WORK INSTRUCTIONS.
1. List every example that the deep learning text introduces with "e.g."
2. Continue the deep learning text from the point where it stops.

PASSAGE.
BEGIN
||This article possibly contains original research. (September 2013)|
Deep learning is a set of algorithms in machine learning that attempt to learn in multiple levels, corresponding to different levels of abstraction. It typically uses artificial neural networks. The levels in these learned statistical models correspond to distinct levels of concepts, where higher-level concepts are defined from lower-level ones, and the same lower-level concepts can help to define many higher-level concepts.
Deep learning is part of a broader family of machine learning methods based on learning representations. An observation (e.g., an image) can be represented in many ways (e.g., a vector of pixels), but some representations make it easier to learn tasks of interest (e.g., is this the image of a human face?) from examples, and research in this area attempts to define what makes better representations and how to learn them.
Some of the most successful deep learning methods involve artificial neural networks. Deep Learning Neural Networks date back at least to the 1980 Neocognitron by Kunihiko Fukushima. Ronan Collobert has said that "deep learning is just a buzzword for neural nets".
END
PROVIDED INFORMATION.
BEGIN
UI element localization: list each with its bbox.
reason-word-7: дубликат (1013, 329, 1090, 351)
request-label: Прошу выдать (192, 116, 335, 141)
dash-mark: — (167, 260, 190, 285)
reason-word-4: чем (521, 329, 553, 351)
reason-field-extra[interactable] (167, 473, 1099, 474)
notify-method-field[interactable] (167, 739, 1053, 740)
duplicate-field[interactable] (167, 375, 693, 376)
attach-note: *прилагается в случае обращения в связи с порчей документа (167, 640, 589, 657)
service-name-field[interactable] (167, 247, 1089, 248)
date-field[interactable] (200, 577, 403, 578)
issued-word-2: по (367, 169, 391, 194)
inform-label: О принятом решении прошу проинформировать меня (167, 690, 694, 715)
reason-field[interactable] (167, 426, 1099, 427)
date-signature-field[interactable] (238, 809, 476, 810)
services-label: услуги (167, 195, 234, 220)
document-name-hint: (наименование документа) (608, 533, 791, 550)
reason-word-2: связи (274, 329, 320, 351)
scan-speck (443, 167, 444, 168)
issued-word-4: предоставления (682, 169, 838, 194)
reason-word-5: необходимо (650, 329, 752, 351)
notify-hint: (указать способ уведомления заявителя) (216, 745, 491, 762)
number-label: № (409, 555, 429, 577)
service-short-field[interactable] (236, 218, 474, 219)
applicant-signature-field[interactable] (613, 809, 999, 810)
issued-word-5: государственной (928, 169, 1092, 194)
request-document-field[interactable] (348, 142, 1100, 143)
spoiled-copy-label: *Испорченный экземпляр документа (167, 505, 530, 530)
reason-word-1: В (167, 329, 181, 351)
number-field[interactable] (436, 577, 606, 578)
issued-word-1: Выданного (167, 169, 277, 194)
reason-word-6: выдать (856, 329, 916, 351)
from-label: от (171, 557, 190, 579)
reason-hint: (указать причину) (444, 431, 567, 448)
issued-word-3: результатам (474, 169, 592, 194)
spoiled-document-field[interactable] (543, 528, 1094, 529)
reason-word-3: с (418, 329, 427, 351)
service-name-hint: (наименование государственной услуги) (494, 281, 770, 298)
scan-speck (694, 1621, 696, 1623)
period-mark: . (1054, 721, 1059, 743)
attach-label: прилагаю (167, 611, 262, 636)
END
RESULTS BY TASK.
1.
an image
a vector of pixels
is this the image of a human face?

2.
The term "deep learning" gained traction in the mid-2000s after a publication by Geoffrey Hinton and Ruslan Salakhutdinov showed how a many-layered feedforward neural network could be effectively pre-trained one layer at a time, treating each layer in turn as an unsupervised restricted Boltzmann machine, then using supervised backpropagation for fine-tuning. In 1992, Jürgen Schmidhuber had already implemented a very similar idea for the more general case of unsupervised deep hierarchies of recurrent neural networks, and also experimentally shown its benefits for speeding up supervised learning.
Deep neural architectures, however, are older and date back at least to the deep Neocognitron (1980) of Kunihiko Fukushima who introduced convolutional neural networks, partially trained by unsupervised learning. Combinations of such convolutional architectures and supervised learning are frequently used in current successful systems. Yann LeCun et al (1989) were the first to apply backpropagation to such architectures.
Although the backpropagation algorithm had been available for training neural networks since 1974, it was often considered too slow for practical use, due to the so-called vanishing gradient problem analyzed in 1991 by Schmidhuber's student Sepp Hochreiter (more details in the section on artificial neural networks below). As a result, neural networks fell out of favor in practical machine learning and simpler models such as support vector machines (SVMs) dominated much of the field in the 1990s and 2000s. However, SVM learning is essentially a linear process, while neural network learning can be highly non-linear. In 2010 it was shown by Ciresan et al. that plain backpropagation in deep non-linear networks can outperform all previous techniques on the famous MNIST handwritten digit benchmark, without unsupervised pretraining.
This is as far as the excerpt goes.